-- start Provided records --

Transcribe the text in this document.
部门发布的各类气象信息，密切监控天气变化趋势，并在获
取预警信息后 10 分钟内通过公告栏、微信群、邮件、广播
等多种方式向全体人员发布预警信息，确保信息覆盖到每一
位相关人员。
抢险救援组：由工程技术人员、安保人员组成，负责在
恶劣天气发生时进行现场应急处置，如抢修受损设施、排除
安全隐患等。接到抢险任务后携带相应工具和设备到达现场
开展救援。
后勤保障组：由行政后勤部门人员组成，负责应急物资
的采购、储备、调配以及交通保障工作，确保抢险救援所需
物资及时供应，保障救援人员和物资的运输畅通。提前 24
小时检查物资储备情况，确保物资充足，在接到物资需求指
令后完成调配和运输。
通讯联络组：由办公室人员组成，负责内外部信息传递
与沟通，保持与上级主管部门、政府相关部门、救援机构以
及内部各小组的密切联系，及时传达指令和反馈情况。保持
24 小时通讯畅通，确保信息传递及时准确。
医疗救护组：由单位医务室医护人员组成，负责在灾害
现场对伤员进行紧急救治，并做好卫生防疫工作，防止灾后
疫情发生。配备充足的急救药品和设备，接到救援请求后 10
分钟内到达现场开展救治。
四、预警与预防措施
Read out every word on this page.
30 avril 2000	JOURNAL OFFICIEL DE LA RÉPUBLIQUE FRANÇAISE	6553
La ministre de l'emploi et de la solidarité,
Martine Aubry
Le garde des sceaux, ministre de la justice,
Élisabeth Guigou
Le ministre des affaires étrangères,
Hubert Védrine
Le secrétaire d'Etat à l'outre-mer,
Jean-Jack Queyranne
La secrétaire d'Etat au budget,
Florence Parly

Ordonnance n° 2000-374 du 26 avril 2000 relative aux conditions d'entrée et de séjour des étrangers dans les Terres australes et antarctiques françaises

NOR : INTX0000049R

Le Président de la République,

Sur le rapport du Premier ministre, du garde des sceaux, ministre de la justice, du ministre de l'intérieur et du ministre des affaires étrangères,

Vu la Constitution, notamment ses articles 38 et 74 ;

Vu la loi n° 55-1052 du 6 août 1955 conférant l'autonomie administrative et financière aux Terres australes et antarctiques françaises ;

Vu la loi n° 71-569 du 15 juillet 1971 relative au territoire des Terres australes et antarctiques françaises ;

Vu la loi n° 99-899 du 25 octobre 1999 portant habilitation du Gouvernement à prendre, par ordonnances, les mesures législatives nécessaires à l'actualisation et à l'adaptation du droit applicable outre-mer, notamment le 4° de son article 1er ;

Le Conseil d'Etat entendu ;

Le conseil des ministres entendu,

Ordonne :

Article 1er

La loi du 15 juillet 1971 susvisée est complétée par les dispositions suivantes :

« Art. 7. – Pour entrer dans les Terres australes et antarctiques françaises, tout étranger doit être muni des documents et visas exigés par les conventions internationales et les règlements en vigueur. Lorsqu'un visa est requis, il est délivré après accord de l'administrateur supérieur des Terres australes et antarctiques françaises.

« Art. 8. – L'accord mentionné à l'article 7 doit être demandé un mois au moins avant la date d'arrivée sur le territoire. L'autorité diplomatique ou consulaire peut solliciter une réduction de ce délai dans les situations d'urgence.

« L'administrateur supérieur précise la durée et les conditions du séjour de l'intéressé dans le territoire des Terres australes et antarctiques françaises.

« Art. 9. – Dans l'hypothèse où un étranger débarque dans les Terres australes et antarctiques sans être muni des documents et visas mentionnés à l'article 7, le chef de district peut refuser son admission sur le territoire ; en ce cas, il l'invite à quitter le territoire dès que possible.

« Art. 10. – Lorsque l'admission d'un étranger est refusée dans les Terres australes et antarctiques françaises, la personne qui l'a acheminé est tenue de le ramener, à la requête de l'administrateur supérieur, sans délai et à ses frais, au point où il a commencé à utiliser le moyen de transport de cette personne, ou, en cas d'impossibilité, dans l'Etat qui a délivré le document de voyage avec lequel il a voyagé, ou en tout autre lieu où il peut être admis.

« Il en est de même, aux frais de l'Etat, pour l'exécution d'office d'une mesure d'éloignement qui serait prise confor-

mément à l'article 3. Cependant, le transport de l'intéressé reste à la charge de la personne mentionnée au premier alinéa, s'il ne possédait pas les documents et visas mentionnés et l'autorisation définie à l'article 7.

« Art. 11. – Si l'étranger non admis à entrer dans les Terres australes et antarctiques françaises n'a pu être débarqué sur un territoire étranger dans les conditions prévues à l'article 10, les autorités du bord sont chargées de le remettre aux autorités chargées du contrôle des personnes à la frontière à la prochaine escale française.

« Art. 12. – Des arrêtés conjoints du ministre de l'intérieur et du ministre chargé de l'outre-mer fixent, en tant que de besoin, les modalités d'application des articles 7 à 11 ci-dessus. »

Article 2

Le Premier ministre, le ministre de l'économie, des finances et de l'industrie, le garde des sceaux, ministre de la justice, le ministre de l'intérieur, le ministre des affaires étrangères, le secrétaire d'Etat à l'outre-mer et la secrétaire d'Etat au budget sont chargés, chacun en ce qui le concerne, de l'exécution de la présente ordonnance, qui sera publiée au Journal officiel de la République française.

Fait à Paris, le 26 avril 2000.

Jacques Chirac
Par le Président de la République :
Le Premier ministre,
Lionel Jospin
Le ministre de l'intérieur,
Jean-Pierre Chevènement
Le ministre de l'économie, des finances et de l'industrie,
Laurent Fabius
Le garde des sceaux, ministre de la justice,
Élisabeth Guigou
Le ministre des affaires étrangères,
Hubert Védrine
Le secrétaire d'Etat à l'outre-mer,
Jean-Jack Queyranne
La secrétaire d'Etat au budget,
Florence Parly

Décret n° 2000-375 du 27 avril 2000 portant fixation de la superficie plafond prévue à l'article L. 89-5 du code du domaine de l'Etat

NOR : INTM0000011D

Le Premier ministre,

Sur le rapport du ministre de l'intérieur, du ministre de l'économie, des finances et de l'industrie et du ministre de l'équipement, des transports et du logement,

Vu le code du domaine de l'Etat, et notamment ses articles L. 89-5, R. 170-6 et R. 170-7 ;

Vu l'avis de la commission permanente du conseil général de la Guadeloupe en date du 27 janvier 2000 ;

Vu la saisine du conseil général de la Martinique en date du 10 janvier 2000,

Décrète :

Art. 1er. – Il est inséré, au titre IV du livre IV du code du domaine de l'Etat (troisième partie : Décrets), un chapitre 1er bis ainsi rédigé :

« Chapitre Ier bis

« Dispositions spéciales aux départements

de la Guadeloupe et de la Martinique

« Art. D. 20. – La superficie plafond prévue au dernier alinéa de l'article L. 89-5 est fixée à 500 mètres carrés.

-- end Provided records --

Exercise directions:
Identify the lines in the entries that hold "juillet" and return each one.

Solution to this problem:
Vu la loi n° 71-569 du 15 juillet 1971 relative au territoire des Terres australes et antarctiques françaises ;
La loi du 15 juillet 1971 susvisée est complétée par les dispositions suivantes :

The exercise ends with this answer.